-- Start --

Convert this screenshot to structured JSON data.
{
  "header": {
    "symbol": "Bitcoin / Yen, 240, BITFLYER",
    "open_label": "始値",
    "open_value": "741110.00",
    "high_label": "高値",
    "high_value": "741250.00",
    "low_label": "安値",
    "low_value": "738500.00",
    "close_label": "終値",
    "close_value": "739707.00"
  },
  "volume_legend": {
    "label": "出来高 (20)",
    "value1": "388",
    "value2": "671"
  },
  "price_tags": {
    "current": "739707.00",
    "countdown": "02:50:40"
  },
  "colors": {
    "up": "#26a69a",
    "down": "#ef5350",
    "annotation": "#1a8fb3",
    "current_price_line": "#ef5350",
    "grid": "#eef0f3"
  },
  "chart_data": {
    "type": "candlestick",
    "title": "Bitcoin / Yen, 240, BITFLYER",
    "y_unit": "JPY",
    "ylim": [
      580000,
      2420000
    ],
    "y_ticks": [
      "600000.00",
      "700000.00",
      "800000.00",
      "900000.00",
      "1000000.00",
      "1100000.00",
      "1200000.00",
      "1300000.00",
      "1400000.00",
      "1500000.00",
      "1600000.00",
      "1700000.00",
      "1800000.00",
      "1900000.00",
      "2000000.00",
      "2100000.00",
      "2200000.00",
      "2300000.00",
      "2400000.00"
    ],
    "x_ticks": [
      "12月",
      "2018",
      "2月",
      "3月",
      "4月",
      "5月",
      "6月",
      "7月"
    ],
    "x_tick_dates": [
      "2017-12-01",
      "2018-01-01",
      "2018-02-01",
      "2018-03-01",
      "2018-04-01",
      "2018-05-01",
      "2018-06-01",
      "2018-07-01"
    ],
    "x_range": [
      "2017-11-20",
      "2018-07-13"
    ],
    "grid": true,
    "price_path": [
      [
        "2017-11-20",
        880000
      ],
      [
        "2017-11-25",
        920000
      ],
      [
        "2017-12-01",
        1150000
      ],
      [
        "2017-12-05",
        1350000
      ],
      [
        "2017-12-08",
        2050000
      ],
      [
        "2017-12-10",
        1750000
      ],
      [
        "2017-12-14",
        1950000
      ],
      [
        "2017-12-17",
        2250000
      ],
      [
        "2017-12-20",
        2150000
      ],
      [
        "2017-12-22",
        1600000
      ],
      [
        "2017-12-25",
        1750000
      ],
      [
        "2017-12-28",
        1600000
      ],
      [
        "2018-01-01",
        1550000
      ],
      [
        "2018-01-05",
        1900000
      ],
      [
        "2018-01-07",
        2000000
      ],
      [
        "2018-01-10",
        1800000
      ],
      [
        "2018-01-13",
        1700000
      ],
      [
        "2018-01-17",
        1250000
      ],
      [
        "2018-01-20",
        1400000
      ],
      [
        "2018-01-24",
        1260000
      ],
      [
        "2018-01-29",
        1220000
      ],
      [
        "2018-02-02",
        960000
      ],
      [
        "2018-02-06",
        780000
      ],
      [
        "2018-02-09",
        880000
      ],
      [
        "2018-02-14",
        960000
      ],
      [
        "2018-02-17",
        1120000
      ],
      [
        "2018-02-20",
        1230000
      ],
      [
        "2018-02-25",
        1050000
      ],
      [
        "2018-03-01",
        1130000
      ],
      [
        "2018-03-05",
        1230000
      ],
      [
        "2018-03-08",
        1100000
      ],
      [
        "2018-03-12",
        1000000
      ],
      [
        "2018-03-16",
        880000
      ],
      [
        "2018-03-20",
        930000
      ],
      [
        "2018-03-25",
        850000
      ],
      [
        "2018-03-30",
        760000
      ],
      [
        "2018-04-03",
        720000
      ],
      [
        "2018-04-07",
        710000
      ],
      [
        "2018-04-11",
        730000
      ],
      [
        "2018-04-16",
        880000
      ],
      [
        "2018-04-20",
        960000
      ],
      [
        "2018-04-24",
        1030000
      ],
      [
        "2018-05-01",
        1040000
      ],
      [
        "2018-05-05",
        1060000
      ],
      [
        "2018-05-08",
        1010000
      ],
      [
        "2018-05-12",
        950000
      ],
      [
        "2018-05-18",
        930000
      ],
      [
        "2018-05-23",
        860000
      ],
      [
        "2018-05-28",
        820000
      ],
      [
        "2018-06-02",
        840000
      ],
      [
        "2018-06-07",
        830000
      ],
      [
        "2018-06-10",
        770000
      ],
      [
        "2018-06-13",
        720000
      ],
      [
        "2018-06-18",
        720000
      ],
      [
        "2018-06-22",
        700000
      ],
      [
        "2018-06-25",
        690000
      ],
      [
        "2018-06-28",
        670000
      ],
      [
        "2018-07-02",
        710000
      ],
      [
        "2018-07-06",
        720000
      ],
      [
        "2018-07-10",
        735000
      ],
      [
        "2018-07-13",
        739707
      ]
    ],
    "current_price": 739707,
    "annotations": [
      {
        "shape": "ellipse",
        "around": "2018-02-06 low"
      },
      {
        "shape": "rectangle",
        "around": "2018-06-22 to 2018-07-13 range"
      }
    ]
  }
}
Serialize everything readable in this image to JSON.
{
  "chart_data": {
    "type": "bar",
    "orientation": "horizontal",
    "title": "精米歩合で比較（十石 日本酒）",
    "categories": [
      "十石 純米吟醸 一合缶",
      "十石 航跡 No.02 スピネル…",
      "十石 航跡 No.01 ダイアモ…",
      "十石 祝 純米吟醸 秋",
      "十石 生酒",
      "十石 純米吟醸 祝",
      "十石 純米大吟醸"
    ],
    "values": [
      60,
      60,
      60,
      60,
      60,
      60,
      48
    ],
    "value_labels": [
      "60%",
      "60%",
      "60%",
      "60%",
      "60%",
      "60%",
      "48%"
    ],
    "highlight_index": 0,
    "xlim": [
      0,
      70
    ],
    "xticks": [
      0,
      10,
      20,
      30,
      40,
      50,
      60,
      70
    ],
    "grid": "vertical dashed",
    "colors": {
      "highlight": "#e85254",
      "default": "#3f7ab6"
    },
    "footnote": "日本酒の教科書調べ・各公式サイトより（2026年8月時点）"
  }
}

-- End --

WORK TO COMPLETE
Report how many lines in the entries hold the string "title". Nothing but the number is wanted.

ANSWER TO THE TASK
2